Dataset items
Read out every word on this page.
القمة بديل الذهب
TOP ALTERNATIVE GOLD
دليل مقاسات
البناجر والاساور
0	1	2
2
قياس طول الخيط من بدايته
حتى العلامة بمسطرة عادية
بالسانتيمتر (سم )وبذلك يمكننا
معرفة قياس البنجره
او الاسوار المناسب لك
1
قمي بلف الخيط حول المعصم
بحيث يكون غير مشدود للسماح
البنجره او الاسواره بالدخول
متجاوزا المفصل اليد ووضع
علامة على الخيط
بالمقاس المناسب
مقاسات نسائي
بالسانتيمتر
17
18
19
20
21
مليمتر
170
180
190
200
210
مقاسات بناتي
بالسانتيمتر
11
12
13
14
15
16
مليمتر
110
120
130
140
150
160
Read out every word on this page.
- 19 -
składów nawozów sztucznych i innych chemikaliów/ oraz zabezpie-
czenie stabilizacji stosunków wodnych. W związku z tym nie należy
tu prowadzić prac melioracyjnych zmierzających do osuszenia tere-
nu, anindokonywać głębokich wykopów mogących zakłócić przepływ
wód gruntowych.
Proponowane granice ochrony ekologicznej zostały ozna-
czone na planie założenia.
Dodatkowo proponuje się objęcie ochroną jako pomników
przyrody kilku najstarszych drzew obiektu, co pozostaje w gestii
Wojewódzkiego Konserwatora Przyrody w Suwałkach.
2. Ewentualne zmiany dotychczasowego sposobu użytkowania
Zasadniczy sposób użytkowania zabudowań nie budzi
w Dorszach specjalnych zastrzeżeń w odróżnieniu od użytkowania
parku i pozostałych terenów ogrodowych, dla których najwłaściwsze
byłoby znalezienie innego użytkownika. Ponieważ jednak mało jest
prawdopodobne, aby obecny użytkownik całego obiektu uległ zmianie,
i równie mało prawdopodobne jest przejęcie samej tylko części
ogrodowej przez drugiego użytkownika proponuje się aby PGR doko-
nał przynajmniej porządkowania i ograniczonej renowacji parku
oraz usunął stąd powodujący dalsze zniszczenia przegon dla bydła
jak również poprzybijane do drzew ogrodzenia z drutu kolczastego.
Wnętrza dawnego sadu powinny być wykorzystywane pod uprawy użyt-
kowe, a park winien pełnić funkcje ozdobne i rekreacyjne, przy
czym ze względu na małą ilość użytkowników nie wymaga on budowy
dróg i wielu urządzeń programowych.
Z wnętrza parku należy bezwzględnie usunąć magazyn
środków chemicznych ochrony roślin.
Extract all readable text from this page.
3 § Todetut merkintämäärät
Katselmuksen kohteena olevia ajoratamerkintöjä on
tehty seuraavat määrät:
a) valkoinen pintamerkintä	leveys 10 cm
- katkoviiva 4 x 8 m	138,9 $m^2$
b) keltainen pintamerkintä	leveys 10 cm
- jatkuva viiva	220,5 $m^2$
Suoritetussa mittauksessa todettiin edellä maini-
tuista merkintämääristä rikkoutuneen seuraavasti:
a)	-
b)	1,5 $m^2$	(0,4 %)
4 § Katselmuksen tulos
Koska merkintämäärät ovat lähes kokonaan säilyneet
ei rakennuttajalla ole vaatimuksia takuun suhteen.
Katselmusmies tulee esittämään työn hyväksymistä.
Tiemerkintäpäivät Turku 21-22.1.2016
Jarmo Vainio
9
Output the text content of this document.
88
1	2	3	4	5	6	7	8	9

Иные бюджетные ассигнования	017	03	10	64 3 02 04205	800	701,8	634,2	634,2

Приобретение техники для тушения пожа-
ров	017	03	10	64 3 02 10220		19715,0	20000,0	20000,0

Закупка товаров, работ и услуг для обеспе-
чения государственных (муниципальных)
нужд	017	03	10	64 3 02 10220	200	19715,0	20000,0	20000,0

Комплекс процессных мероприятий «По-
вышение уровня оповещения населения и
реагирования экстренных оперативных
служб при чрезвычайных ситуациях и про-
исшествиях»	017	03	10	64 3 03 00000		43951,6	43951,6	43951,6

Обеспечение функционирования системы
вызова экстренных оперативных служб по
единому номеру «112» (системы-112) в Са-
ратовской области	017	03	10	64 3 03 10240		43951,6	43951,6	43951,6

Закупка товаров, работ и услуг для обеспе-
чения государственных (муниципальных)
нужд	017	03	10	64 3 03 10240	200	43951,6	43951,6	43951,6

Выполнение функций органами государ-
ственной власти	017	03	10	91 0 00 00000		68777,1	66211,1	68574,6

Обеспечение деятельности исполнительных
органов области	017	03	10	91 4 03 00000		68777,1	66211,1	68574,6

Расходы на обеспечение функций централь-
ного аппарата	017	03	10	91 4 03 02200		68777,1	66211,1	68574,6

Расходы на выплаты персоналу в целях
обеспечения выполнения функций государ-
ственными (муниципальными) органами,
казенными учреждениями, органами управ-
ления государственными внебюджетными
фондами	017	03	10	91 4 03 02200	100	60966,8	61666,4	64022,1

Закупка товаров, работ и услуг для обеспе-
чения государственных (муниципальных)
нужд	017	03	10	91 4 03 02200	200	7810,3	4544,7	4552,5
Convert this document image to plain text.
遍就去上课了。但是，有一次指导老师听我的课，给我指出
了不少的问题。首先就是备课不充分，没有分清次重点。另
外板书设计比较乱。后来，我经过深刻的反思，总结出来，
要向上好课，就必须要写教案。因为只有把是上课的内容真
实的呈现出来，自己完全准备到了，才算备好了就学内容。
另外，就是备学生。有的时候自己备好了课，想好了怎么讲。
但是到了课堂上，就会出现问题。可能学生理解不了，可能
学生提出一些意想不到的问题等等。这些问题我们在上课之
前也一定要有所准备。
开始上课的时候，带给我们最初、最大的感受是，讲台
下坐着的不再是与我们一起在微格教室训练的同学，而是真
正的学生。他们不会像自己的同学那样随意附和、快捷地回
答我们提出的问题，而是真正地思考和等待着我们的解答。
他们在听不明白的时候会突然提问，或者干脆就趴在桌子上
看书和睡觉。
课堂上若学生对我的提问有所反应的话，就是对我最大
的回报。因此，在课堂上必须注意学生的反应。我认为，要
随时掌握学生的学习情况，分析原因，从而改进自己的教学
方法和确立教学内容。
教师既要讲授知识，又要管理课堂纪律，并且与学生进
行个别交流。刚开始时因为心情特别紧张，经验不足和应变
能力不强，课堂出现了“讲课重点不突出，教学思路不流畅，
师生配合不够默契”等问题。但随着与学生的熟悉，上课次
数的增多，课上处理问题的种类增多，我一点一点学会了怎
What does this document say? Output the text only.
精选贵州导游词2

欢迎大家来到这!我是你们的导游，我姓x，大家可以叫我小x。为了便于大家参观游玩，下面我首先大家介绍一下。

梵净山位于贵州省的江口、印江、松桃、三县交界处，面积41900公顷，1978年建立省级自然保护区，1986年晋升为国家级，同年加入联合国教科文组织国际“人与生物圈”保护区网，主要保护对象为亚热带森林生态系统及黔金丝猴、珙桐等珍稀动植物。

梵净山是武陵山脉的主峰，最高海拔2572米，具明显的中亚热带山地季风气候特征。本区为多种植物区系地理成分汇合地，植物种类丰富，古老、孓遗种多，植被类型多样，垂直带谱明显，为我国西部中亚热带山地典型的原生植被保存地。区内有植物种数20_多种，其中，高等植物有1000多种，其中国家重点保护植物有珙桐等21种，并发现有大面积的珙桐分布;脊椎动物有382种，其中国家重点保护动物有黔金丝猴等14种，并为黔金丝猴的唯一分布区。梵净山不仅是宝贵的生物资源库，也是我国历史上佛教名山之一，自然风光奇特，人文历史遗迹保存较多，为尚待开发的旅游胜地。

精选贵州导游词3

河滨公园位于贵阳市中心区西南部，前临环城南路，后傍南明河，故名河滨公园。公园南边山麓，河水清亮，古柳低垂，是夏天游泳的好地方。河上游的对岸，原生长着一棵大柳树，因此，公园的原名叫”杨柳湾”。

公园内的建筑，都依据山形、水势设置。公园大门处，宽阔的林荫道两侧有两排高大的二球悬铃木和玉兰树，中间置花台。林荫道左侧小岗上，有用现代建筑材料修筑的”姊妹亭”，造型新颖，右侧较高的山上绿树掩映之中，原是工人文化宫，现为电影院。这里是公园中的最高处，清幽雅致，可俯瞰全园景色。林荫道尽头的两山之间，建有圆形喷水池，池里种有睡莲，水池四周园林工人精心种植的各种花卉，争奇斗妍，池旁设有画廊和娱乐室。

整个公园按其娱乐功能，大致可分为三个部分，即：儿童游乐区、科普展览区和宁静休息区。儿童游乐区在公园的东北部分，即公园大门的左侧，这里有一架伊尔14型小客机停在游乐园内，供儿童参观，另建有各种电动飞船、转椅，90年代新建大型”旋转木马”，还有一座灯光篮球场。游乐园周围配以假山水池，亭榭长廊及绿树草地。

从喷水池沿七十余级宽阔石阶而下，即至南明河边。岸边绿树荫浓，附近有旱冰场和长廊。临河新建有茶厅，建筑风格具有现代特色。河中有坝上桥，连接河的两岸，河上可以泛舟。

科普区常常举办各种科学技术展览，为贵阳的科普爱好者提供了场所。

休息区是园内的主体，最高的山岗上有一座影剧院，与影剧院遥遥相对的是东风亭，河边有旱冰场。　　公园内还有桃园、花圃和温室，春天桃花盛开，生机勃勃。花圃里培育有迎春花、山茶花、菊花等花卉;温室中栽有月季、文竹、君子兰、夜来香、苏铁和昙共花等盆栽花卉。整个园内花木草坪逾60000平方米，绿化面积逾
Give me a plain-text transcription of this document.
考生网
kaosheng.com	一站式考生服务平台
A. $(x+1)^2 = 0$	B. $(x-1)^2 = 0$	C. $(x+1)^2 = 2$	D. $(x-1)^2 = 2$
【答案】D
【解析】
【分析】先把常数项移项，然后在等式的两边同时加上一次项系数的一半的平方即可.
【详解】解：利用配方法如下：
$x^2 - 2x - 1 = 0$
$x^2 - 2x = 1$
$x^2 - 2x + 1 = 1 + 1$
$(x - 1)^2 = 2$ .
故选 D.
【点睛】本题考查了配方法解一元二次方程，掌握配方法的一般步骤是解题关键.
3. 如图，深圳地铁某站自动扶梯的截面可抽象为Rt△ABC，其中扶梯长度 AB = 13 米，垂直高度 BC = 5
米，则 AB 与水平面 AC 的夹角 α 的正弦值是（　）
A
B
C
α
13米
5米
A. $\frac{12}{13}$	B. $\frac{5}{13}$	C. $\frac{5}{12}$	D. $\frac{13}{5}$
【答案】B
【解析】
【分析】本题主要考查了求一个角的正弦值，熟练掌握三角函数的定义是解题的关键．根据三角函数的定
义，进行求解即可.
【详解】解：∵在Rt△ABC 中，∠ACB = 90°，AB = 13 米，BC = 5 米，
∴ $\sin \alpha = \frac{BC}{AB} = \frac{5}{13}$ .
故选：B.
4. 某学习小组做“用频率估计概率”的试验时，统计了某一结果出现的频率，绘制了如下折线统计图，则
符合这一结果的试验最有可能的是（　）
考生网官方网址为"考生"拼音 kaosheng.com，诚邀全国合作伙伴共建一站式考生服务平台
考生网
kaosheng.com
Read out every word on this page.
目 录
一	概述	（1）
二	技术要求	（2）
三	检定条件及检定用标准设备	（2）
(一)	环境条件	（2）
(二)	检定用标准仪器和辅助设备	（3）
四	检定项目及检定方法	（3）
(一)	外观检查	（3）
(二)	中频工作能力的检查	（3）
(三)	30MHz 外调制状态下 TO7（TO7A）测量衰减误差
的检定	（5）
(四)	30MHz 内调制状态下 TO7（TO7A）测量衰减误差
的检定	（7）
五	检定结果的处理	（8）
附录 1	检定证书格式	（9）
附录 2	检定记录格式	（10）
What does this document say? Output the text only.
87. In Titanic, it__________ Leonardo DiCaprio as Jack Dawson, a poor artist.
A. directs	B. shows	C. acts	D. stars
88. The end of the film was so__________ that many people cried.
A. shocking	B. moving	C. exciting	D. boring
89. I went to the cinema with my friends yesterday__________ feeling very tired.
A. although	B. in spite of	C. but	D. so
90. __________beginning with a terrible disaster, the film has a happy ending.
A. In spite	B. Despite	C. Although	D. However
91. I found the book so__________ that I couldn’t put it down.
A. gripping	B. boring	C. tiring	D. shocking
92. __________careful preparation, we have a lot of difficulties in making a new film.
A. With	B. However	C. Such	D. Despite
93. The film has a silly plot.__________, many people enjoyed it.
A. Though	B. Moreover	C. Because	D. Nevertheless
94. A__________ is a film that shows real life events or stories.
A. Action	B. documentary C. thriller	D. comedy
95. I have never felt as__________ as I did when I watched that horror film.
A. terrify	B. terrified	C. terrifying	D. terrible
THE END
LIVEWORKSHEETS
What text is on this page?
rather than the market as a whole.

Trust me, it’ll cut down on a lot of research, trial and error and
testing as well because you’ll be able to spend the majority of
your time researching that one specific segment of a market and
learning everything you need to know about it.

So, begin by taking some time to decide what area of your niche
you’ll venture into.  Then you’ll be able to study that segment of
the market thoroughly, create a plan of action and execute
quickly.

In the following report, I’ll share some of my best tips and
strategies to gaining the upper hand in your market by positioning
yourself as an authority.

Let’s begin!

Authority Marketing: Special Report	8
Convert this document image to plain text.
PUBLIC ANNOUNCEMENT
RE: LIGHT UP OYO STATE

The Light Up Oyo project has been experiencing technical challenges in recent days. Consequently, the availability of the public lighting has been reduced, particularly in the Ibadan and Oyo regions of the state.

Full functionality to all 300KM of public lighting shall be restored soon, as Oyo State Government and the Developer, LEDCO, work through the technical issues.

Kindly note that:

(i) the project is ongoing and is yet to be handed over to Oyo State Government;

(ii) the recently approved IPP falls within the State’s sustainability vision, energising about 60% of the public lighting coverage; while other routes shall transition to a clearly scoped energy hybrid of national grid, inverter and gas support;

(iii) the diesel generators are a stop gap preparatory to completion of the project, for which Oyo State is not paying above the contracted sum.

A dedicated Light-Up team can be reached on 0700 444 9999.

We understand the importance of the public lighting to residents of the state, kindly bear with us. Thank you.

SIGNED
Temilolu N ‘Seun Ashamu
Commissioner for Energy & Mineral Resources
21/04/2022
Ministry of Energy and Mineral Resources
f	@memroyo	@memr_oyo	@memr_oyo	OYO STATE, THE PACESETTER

_TASK DESCRIPTION:_ Wherever the string "ochrony" appears in the entries above, list that line.

_RESPONSE TO THE EXERCISE:_
Proponowane granice ochrony ekologicznej zostały ozna-
środków chemicznych ochrony roślin.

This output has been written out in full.